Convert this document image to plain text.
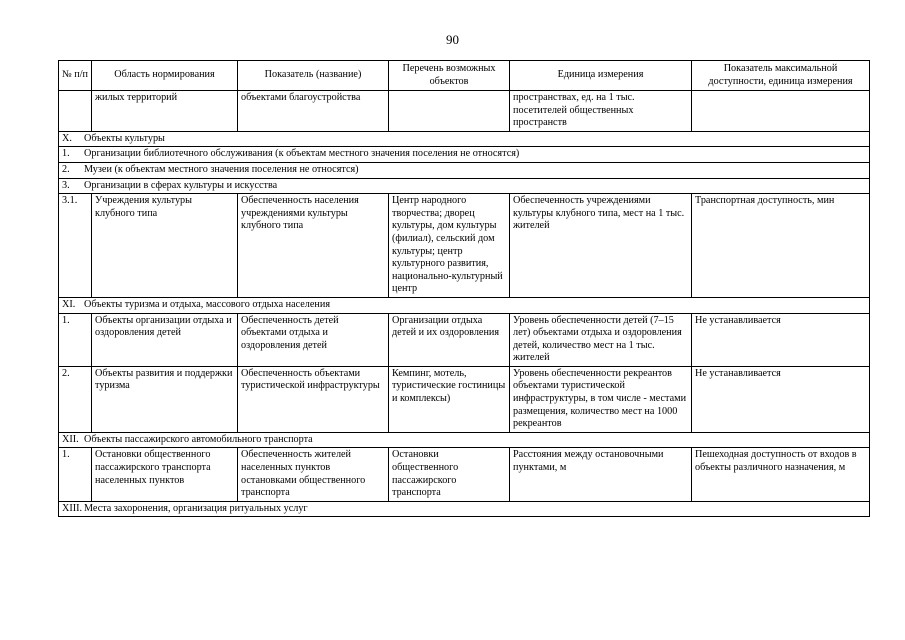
90
№ п/п	Область нормирования	Показатель (название)	Перечень возможных объектов	Единица измерения	Показатель максимальной доступности, единица измерения
	жилых территорий	объектами благоустройства		пространствах, ед. на 1 тыс. посетителей общественных пространств	
X. Объекты культуры					
1. Организации библиотечного обслуживания (к объектам местного значения поселения не относятся)					
2. Музеи (к объектам местного значения поселения не относятся)					
3. Организации в сферах культуры и искусства					
3.1.	Учреждения культуры клубного типа	Обеспеченность населения учреждениями культуры клубного типа	Центр народного творчества; дворец культуры, дом культуры (филиал), сельский дом культуры; центр культурного развития, национально-культурный центр	Обеспеченность учреждениями культуры клубного типа, мест на 1 тыс. жителей	Транспортная доступность, мин
XI. Объекты туризма и отдыха, массового отдыха населения					
1.	Объекты организации отдыха и оздоровления детей	Обеспеченность детей объектами отдыха и оздоровления детей	Организации отдыха детей и их оздоровления	Уровень обеспеченности детей (7–15 лет) объектами отдыха и оздоровления детей, количество мест на 1 тыс. жителей	Не устанавливается
2.	Объекты развития и поддержки туризма	Обеспеченность объектами туристической инфраструктуры	Кемпинг, мотель, туристические гостиницы и комплексы)	Уровень обеспеченности рекреантов объектами туристической инфраструктуры, в том числе - местами размещения, количество мест на 1000 рекреантов	Не устанавливается
XII. Объекты пассажирского автомобильного транспорта					
1.	Остановки общественного пассажирского транспорта населенных пунктов	Обеспеченность жителей населенных пунктов остановками общественного транспорта	Остановки общественного пассажирского транспорта	Расстояния между остановочными пунктами, м	Пешеходная доступность от входов в объекты различного назначения, м
XIII. Места захоронения, организация ритуальных услуг					
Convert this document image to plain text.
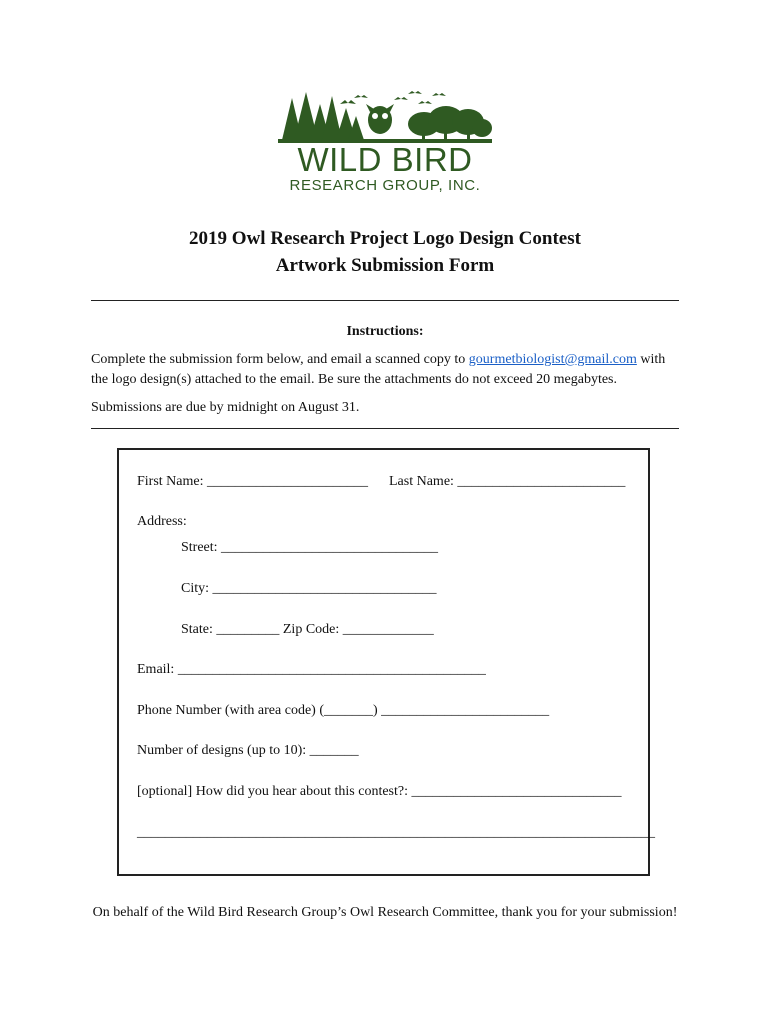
WILD BIRD
RESEARCH GROUP, INC.
2019 Owl Research Project Logo Design Contest
Artwork Submission Form
Instructions:
Complete the submission form below, and email a scanned copy to gourmetbiologist@gmail.com with
the logo design(s) attached to the email. Be sure the attachments do not exceed 20 megabytes.
Submissions are due by midnight on August 31.
First Name: _______________________ Last Name: ________________________
Address:
Street: _______________________________
City: ________________________________
State: _________ Zip Code: _____________
Email: ____________________________________________
Phone Number (with area code) (_______) ________________________
Number of designs (up to 10): _______
[optional] How did you hear about this contest?: ______________________________
__________________________________________________________________________
On behalf of the Wild Bird Research Group’s Owl Research Committee, thank you for your submission!
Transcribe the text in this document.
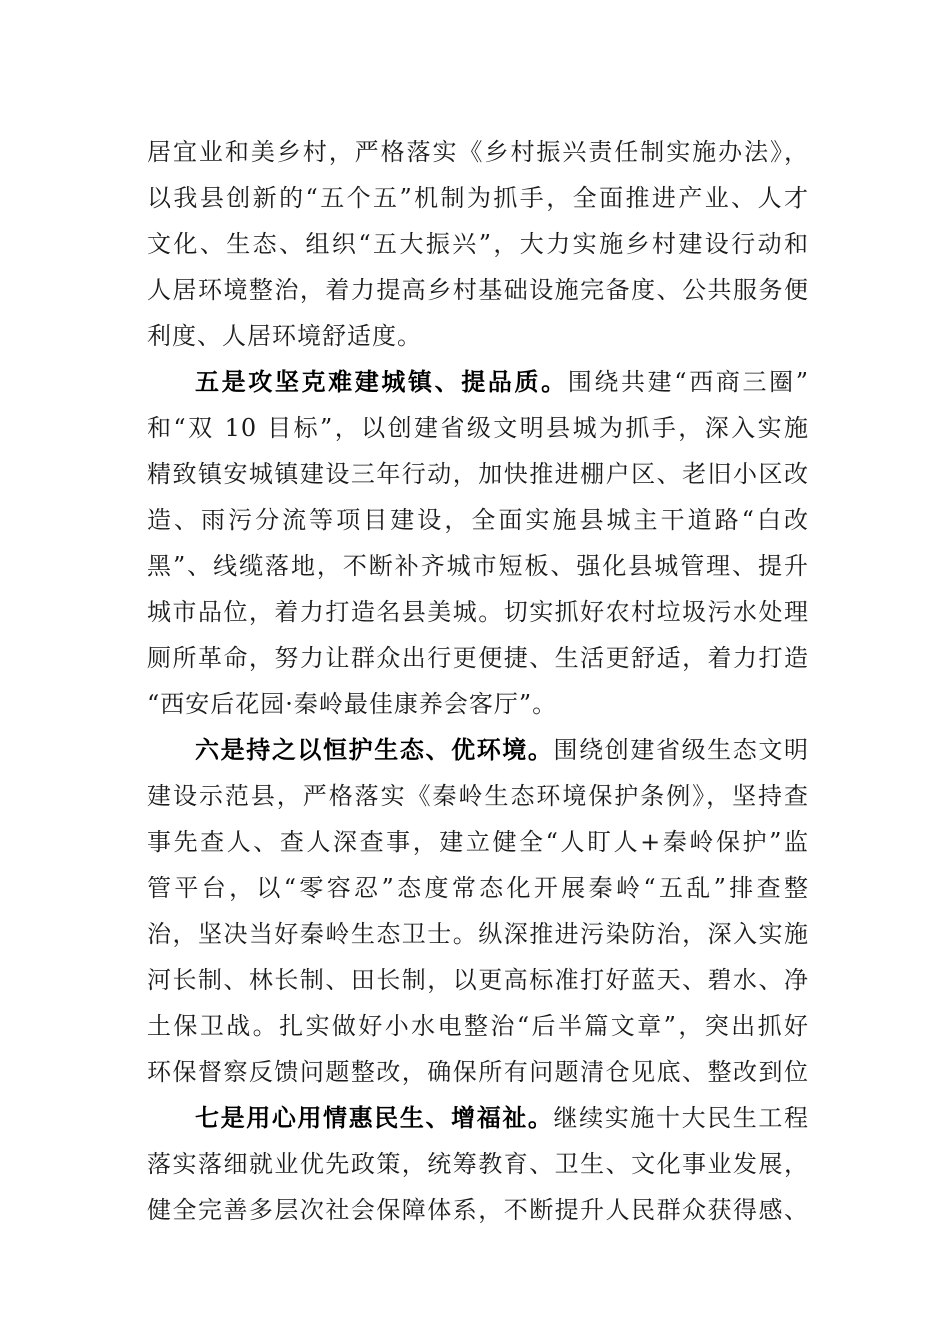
居宜业和美乡村，严格落实《乡村振兴责任制实施办法》，
以我县创新的“五个五”机制为抓手，全面推进产业、人才
文化、生态、组织“五大振兴”，大力实施乡村建设行动和
人居环境整治，着力提高乡村基础设施完备度、公共服务便
利度、人居环境舒适度。
五是攻坚克难建城镇、提品质。围绕共建“西商三圈”
和“双 10 目标”，以创建省级文明县城为抓手，深入实施
精致镇安城镇建设三年行动，加快推进棚户区、老旧小区改
造、雨污分流等项目建设，全面实施县城主干道路“白改
黑”、线缆落地，不断补齐城市短板、强化县城管理、提升
城市品位，着力打造名县美城。切实抓好农村垃圾污水处理
厕所革命，努力让群众出行更便捷、生活更舒适，着力打造
“西安后花园·秦岭最佳康养会客厅”。
六是持之以恒护生态、优环境。围绕创建省级生态文明
建设示范县，严格落实《秦岭生态环境保护条例》，坚持查
事先查人、查人深查事，建立健全“人盯人+秦岭保护”监
管平台，以“零容忍”态度常态化开展秦岭“五乱”排查整
治，坚决当好秦岭生态卫士。纵深推进污染防治，深入实施
河长制、林长制、田长制，以更高标准打好蓝天、碧水、净
土保卫战。扎实做好小水电整治“后半篇文章”，突出抓好
环保督察反馈问题整改，确保所有问题清仓见底、整改到位
七是用心用情惠民生、增福祉。继续实施十大民生工程
落实落细就业优先政策，统筹教育、卫生、文化事业发展，
健全完善多层次社会保障体系，不断提升人民群众获得感、
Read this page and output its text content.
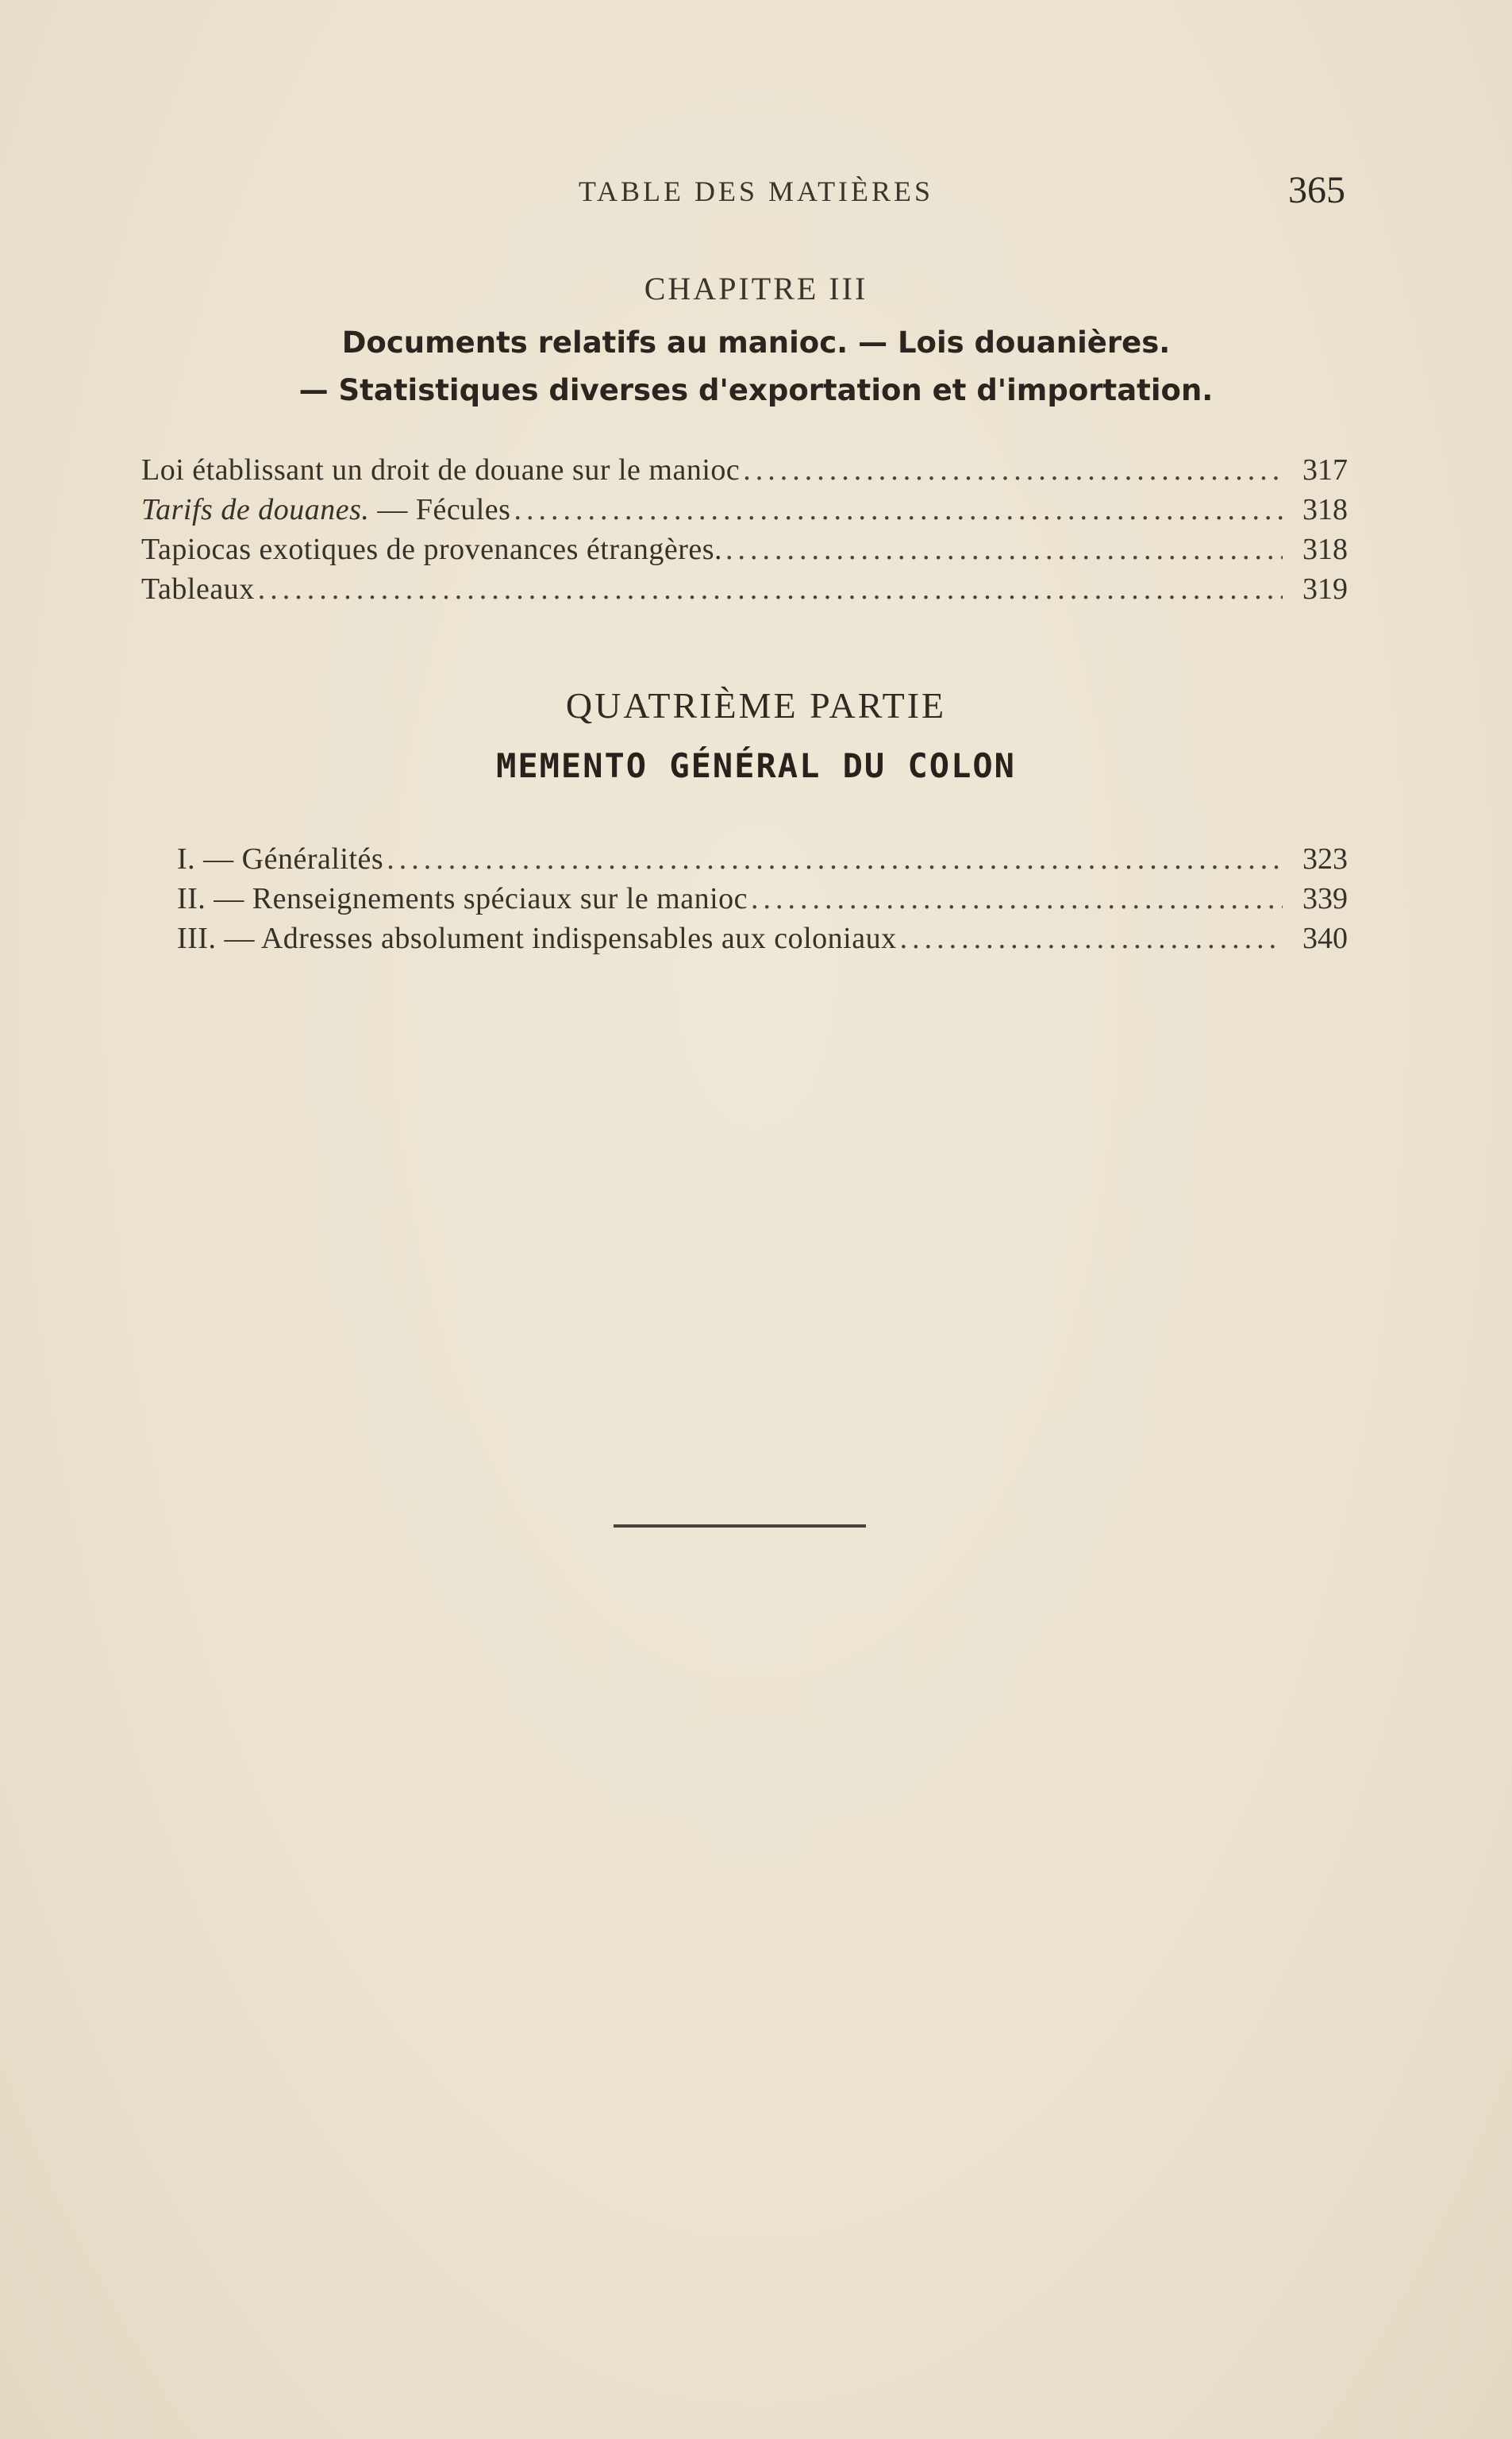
TABLE DES MATIÈRES	365
CHAPITRE III
Documents relatifs au manioc. — Lois douanières.
— Statistiques diverses d'exportation et d'importation.
Loi établissant un droit de douane sur le manioc .....	317
Tarifs de douanes. — Fécules .....	318
Tapiocas exotiques de provenances étrangères. .....	318
Tableaux .....	319
QUATRIÈME PARTIE
MEMENTO GÉNÉRAL DU COLON
I. — Généralités .....	323
II. — Renseignements spéciaux sur le manioc .....	339
III. — Adresses absolument indispensables aux coloniaux .....	340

• _What to produce_:
Emit the lines of the data above from the one containing "Read this page and output its text content." through its final line, both endpoints included. Pictures do not belong in the output.

• _Result of the exercise_:
Read this page and output its text content.
TABLE DES MATIÈRES	365
CHAPITRE III
Documents relatifs au manioc. — Lois douanières.
— Statistiques diverses d'exportation et d'importation.
Loi établissant un droit de douane sur le manioc .....	317
Tarifs de douanes. — Fécules .....	318
Tapiocas exotiques de provenances étrangères. .....	318
Tableaux .....	319
QUATRIÈME PARTIE
MEMENTO GÉNÉRAL DU COLON
I. — Généralités .....	323
II. — Renseignements spéciaux sur le manioc .....	339
III. — Adresses absolument indispensables aux coloniaux .....	340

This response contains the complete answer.